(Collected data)
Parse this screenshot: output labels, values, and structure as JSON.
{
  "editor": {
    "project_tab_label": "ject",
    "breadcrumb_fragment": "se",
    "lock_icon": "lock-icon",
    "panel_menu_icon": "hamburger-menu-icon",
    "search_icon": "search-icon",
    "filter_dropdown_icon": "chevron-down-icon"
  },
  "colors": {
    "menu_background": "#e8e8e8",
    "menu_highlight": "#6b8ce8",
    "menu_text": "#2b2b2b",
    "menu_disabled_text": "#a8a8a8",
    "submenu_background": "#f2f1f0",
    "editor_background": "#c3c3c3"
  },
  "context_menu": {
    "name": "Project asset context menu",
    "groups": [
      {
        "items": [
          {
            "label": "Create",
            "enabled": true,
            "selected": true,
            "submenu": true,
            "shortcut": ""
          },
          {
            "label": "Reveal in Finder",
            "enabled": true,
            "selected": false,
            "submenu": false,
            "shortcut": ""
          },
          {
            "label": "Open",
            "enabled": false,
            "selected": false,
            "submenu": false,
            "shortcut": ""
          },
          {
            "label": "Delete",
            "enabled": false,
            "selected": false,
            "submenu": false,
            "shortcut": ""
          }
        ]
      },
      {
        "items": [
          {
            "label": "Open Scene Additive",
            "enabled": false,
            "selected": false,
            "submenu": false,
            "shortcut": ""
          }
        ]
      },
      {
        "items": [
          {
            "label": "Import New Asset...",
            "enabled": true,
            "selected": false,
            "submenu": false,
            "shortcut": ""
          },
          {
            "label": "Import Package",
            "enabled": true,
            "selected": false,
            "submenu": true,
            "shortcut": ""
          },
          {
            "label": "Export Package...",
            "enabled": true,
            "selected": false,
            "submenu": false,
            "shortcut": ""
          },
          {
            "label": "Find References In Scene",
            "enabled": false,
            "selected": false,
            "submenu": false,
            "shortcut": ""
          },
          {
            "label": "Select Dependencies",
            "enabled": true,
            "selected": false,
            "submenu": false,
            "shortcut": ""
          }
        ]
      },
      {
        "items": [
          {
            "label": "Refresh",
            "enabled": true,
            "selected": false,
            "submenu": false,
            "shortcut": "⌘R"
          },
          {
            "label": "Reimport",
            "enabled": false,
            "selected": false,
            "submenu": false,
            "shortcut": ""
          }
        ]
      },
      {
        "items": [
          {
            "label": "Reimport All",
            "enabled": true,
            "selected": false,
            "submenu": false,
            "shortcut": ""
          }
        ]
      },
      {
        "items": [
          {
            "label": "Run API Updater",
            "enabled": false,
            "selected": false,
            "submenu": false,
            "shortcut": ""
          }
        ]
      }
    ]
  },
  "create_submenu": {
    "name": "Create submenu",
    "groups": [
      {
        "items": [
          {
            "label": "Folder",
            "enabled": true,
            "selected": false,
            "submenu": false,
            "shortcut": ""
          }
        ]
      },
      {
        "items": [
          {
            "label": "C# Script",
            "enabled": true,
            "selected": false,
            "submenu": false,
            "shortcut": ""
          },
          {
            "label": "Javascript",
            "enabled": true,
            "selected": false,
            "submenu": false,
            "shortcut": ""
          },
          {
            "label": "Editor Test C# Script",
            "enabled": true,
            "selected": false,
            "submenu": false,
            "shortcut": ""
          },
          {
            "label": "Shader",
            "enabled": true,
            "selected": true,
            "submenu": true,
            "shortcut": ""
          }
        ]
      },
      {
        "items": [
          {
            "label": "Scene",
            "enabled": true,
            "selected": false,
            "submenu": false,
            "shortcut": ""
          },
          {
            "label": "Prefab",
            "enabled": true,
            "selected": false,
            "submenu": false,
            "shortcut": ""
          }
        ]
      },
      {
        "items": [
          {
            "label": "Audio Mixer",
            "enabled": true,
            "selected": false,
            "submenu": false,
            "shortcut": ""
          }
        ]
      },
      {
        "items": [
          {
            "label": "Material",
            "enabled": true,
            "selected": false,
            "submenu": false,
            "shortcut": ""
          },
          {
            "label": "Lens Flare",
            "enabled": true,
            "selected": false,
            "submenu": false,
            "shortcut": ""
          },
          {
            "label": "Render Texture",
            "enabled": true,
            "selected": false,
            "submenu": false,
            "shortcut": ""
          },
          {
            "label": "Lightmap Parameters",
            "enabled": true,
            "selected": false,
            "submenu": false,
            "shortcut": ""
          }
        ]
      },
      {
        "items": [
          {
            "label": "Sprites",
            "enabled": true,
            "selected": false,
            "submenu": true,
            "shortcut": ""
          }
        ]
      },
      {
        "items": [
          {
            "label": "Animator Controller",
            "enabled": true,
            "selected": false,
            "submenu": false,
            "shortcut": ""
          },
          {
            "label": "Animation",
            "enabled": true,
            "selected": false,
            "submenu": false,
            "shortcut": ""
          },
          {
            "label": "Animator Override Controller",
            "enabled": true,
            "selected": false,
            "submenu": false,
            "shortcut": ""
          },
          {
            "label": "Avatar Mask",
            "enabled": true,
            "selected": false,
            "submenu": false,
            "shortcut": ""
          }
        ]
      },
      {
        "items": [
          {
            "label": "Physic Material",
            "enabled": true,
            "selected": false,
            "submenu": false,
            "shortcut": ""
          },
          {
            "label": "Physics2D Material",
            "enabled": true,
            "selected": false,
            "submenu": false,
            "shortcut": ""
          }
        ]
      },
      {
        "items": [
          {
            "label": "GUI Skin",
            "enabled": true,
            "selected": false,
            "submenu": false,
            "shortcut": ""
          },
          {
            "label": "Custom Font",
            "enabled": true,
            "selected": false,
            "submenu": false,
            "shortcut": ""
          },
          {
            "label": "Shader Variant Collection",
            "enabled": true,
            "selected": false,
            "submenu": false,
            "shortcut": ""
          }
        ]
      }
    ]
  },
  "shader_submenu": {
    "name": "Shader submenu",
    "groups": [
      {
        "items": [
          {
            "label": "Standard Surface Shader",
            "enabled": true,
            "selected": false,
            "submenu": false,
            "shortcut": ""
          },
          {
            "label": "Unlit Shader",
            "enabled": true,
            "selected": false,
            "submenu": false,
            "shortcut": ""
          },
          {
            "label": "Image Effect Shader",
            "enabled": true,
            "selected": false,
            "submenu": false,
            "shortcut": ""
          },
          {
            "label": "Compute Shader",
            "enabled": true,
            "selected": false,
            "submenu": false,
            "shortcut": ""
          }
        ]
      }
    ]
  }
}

_Exercise objective_
Reproduce the listing shown above in its entirety, exactly.

_Response to this exercise_
Parse this screenshot: output labels, values, and structure as JSON.
{
  "editor": {
    "project_tab_label": "ject",
    "breadcrumb_fragment": "se",
    "lock_icon": "lock-icon",
    "panel_menu_icon": "hamburger-menu-icon",
    "search_icon": "search-icon",
    "filter_dropdown_icon": "chevron-down-icon"
  },
  "colors": {
    "menu_background": "#e8e8e8",
    "menu_highlight": "#6b8ce8",
    "menu_text": "#2b2b2b",
    "menu_disabled_text": "#a8a8a8",
    "submenu_background": "#f2f1f0",
    "editor_background": "#c3c3c3"
  },
  "context_menu": {
    "name": "Project asset context menu",
    "groups": [
      {
        "items": [
          {
            "label": "Create",
            "enabled": true,
            "selected": true,
            "submenu": true,
            "shortcut": ""
          },
          {
            "label": "Reveal in Finder",
            "enabled": true,
            "selected": false,
            "submenu": false,
            "shortcut": ""
          },
          {
            "label": "Open",
            "enabled": false,
            "selected": false,
            "submenu": false,
            "shortcut": ""
          },
          {
            "label": "Delete",
            "enabled": false,
            "selected": false,
            "submenu": false,
            "shortcut": ""
          }
        ]
      },
      {
        "items": [
          {
            "label": "Open Scene Additive",
            "enabled": false,
            "selected": false,
            "submenu": false,
            "shortcut": ""
          }
        ]
      },
      {
        "items": [
          {
            "label": "Import New Asset...",
            "enabled": true,
            "selected": false,
            "submenu": false,
            "shortcut": ""
          },
          {
            "label": "Import Package",
            "enabled": true,
            "selected": false,
            "submenu": true,
            "shortcut": ""
          },
          {
            "label": "Export Package...",
            "enabled": true,
            "selected": false,
            "submenu": false,
            "shortcut": ""
          },
          {
            "label": "Find References In Scene",
            "enabled": false,
            "selected": false,
            "submenu": false,
            "shortcut": ""
          },
          {
            "label": "Select Dependencies",
            "enabled": true,
            "selected": false,
            "submenu": false,
            "shortcut": ""
          }
        ]
      },
      {
        "items": [
          {
            "label": "Refresh",
            "enabled": true,
            "selected": false,
            "submenu": false,
            "shortcut": "⌘R"
          },
          {
            "label": "Reimport",
            "enabled": false,
            "selected": false,
            "submenu": false,
            "shortcut": ""
          }
        ]
      },
      {
        "items": [
          {
            "label": "Reimport All",
            "enabled": true,
            "selected": false,
            "submenu": false,
            "shortcut": ""
          }
        ]
      },
      {
        "items": [
          {
            "label": "Run API Updater",
            "enabled": false,
            "selected": false,
            "submenu": false,
            "shortcut": ""
          }
        ]
      }
    ]
  },
  "create_submenu": {
    "name": "Create submenu",
    "groups": [
      {
        "items": [
          {
            "label": "Folder",
            "enabled": true,
            "selected": false,
            "submenu": false,
            "shortcut": ""
          }
        ]
      },
      {
        "items": [
          {
            "label": "C# Script",
            "enabled": true,
            "selected": false,
            "submenu": false,
            "shortcut": ""
          },
          {
            "label": "Javascript",
            "enabled": true,
            "selected": false,
            "submenu": false,
            "shortcut": ""
          },
          {
            "label": "Editor Test C# Script",
            "enabled": true,
            "selected": false,
            "submenu": false,
            "shortcut": ""
          },
          {
            "label": "Shader",
            "enabled": true,
            "selected": true,
            "submenu": true,
            "shortcut": ""
          }
        ]
      },
      {
        "items": [
          {
            "label": "Scene",
            "enabled": true,
            "selected": false,
            "submenu": false,
            "shortcut": ""
          },
          {
            "label": "Prefab",
            "enabled": true,
            "selected": false,
            "submenu": false,
            "shortcut": ""
          }
        ]
      },
      {
        "items": [
          {
            "label": "Audio Mixer",
            "enabled": true,
            "selected": false,
            "submenu": false,
            "shortcut": ""
          }
        ]
      },
      {
        "items": [
          {
            "label": "Material",
            "enabled": true,
            "selected": false,
            "submenu": false,
            "shortcut": ""
          },
          {
            "label": "Lens Flare",
            "enabled": true,
            "selected": false,
            "submenu": false,
            "shortcut": ""
          },
          {
            "label": "Render Texture",
            "enabled": true,
            "selected": false,
            "submenu": false,
            "shortcut": ""
          },
          {
            "label": "Lightmap Parameters",
            "enabled": true,
            "selected": false,
            "submenu": false,
            "shortcut": ""
          }
        ]
      },
      {
        "items": [
          {
            "label": "Sprites",
            "enabled": true,
            "selected": false,
            "submenu": true,
            "shortcut": ""
          }
        ]
      },
      {
        "items": [
          {
            "label": "Animator Controller",
            "enabled": true,
            "selected": false,
            "submenu": false,
            "shortcut": ""
          },
          {
            "label": "Animation",
            "enabled": true,
            "selected": false,
            "submenu": false,
            "shortcut": ""
          },
          {
            "label": "Animator Override Controller",
            "enabled": true,
            "selected": false,
            "submenu": false,
            "shortcut": ""
          },
          {
            "label": "Avatar Mask",
            "enabled": true,
            "selected": false,
            "submenu": false,
            "shortcut": ""
          }
        ]
      },
      {
        "items": [
          {
            "label": "Physic Material",
            "enabled": true,
            "selected": false,
            "submenu": false,
            "shortcut": ""
          },
          {
            "label": "Physics2D Material",
            "enabled": true,
            "selected": false,
            "submenu": false,
            "shortcut": ""
          }
        ]
      },
      {
        "items": [
          {
            "label": "GUI Skin",
            "enabled": true,
            "selected": false,
            "submenu": false,
            "shortcut": ""
          },
          {
            "label": "Custom Font",
            "enabled": true,
            "selected": false,
            "submenu": false,
            "shortcut": ""
          },
          {
            "label": "Shader Variant Collection",
            "enabled": true,
            "selected": false,
            "submenu": false,
            "shortcut": ""
          }
        ]
      }
    ]
  },
  "shader_submenu": {
    "name": "Shader submenu",
    "groups": [
      {
        "items": [
          {
            "label": "Standard Surface Shader",
            "enabled": true,
            "selected": false,
            "submenu": false,
            "shortcut": ""
          },
          {
            "label": "Unlit Shader",
            "enabled": true,
            "selected": false,
            "submenu": false,
            "shortcut": ""
          },
          {
            "label": "Image Effect Shader",
            "enabled": true,
            "selected": false,
            "submenu": false,
            "shortcut": ""
          },
          {
            "label": "Compute Shader",
            "enabled": true,
            "selected": false,
            "submenu": false,
            "shortcut": ""
          }
        ]
      }
    ]
  }
}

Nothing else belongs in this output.